GIVEN REQUEST:
Identify and reproduce every line holding the string "this".

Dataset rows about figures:
(begin)
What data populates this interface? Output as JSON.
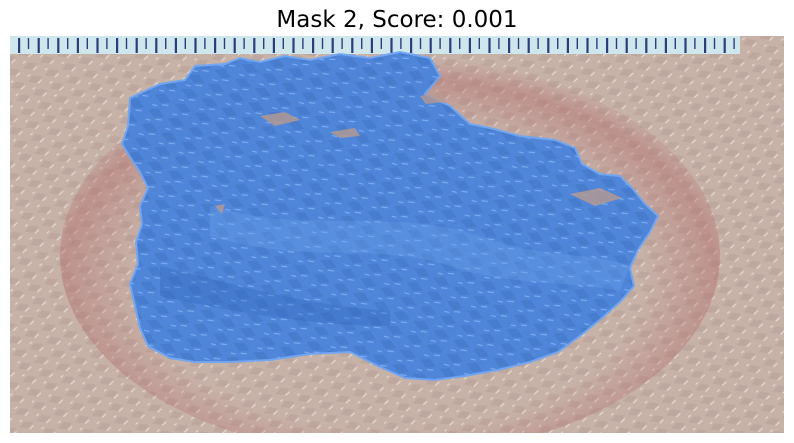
{
  "title": "Mask 2, Score: 0.001",
  "colors": {
    "skin": "#c6b0a6",
    "skin_dark": "#a8928a",
    "ruler": "#cfe6ec",
    "ruler_tick": "#2a3f7a",
    "mask": "#3f7fe0",
    "mask_edge": "#5a9aff"
  }
}
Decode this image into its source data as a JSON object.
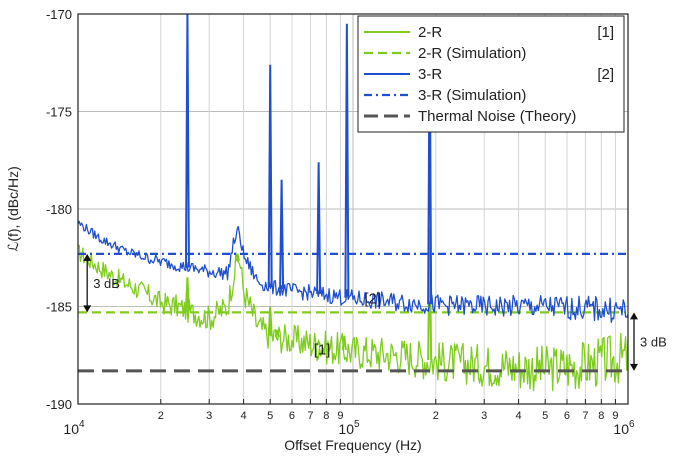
{
  "chart_data": {
    "type": "line",
    "xlabel": "Offset Frequency (Hz)",
    "ylabel": "ℒ(f), (dBc/Hz)",
    "x_scale": "log",
    "xlim": [
      10000,
      1000000
    ],
    "ylim": [
      -190,
      -170
    ],
    "grid": true,
    "legend_position": "top-right",
    "y_ticks": [
      "-170",
      "-175",
      "-180",
      "-185",
      "-190"
    ],
    "x_decade_ticks": [
      {
        "base": "10",
        "exp": "4"
      },
      {
        "base": "10",
        "exp": "5"
      },
      {
        "base": "10",
        "exp": "6"
      }
    ],
    "x_minor_labels": [
      "2",
      "3",
      "4",
      "5",
      "6",
      "7",
      "8",
      "9"
    ],
    "colors": {
      "two_r": "#7fcc1e",
      "three_r": "#1f4fd0",
      "thermal": "#555555",
      "annotation": "#111111"
    },
    "series": [
      {
        "name": "2-R",
        "ref": "[1]",
        "style": "solid",
        "points": [
          [
            10000,
            -182.2
          ],
          [
            12000,
            -183.0
          ],
          [
            14000,
            -183.6
          ],
          [
            17000,
            -184.2
          ],
          [
            20000,
            -184.8
          ],
          [
            23000,
            -185.0
          ],
          [
            26000,
            -185.3
          ],
          [
            30000,
            -185.6
          ],
          [
            35000,
            -185.0
          ],
          [
            37000,
            -183.2
          ],
          [
            38500,
            -182.4
          ],
          [
            40000,
            -184.2
          ],
          [
            45000,
            -186.0
          ],
          [
            50000,
            -186.5
          ],
          [
            60000,
            -186.7
          ],
          [
            70000,
            -186.9
          ],
          [
            80000,
            -187.1
          ],
          [
            100000,
            -187.3
          ],
          [
            150000,
            -187.5
          ],
          [
            200000,
            -187.8
          ],
          [
            300000,
            -188.0
          ],
          [
            500000,
            -188.2
          ],
          [
            700000,
            -188.0
          ],
          [
            1000000,
            -187.6
          ]
        ],
        "spurs": [
          [
            25000,
            -183.5
          ],
          [
            38000,
            -182.3
          ],
          [
            50000,
            -185.0
          ],
          [
            53000,
            -186.2
          ],
          [
            75000,
            -186.8
          ],
          [
            93000,
            -186.5
          ],
          [
            190000,
            -181.0
          ]
        ]
      },
      {
        "name": "2-R (Simulation)",
        "style": "dashed",
        "points": [
          [
            10000,
            -185.3
          ],
          [
            1000000,
            -185.3
          ]
        ]
      },
      {
        "name": "3-R",
        "ref": "[2]",
        "style": "solid",
        "points": [
          [
            10000,
            -180.7
          ],
          [
            12000,
            -181.5
          ],
          [
            15000,
            -182.2
          ],
          [
            20000,
            -182.7
          ],
          [
            25000,
            -183.0
          ],
          [
            30000,
            -183.2
          ],
          [
            35000,
            -183.3
          ],
          [
            37000,
            -181.6
          ],
          [
            38500,
            -181.1
          ],
          [
            40000,
            -182.4
          ],
          [
            45000,
            -183.7
          ],
          [
            50000,
            -184.0
          ],
          [
            60000,
            -184.2
          ],
          [
            70000,
            -184.3
          ],
          [
            80000,
            -184.4
          ],
          [
            100000,
            -184.6
          ],
          [
            150000,
            -184.8
          ],
          [
            200000,
            -184.9
          ],
          [
            300000,
            -185.0
          ],
          [
            500000,
            -185.0
          ],
          [
            700000,
            -185.1
          ],
          [
            1000000,
            -185.2
          ]
        ],
        "spurs": [
          [
            25000,
            -170.0
          ],
          [
            50000,
            -172.6
          ],
          [
            55000,
            -178.5
          ],
          [
            75000,
            -177.6
          ],
          [
            95000,
            -170.5
          ],
          [
            190000,
            -170.5
          ]
        ]
      },
      {
        "name": "3-R (Simulation)",
        "style": "dash-dot",
        "points": [
          [
            10000,
            -182.3
          ],
          [
            1000000,
            -182.3
          ]
        ]
      },
      {
        "name": "Thermal Noise (Theory)",
        "style": "long-dash",
        "points": [
          [
            10000,
            -188.3
          ],
          [
            1000000,
            -188.3
          ]
        ]
      }
    ],
    "annotations": [
      {
        "text": "3 dB",
        "x": 10800,
        "y_from": -182.3,
        "y_to": -185.3
      },
      {
        "text": "3 dB",
        "x": 1000000,
        "y_from": -185.3,
        "y_to": -188.3
      },
      {
        "text": "[2]",
        "x": 110000,
        "y": -184.6
      },
      {
        "text": "[1]",
        "x": 72000,
        "y": -187.2
      }
    ]
  }
}
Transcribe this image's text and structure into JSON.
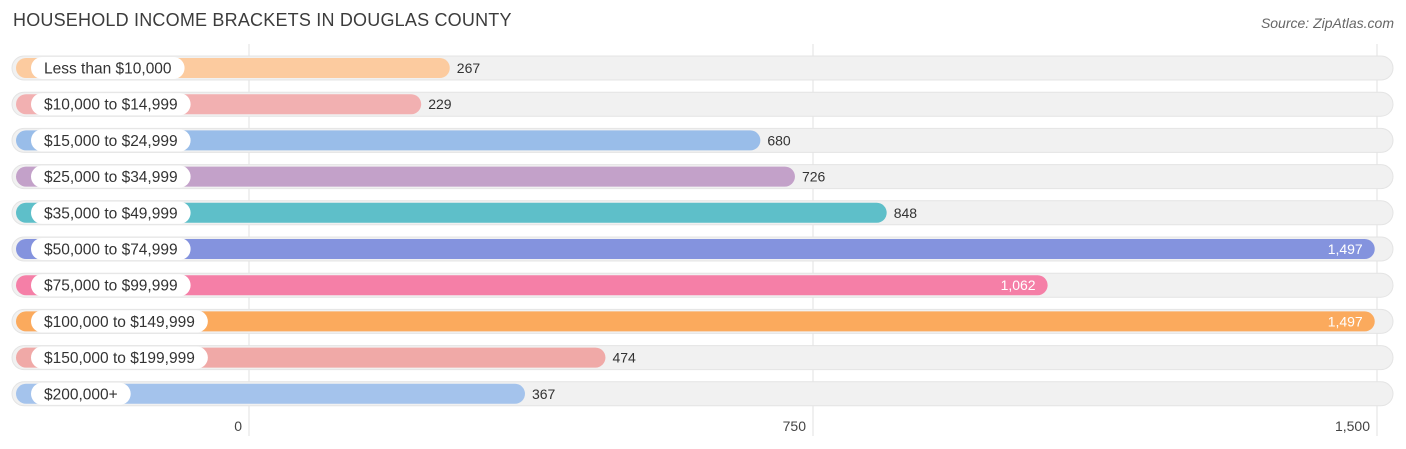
(end)
EXERCISE SOLUTION:
What data populates this interface? Output as JSON.
Decode this image into its source data as a JSON object.
Transcribe this image's text and structure into JSON.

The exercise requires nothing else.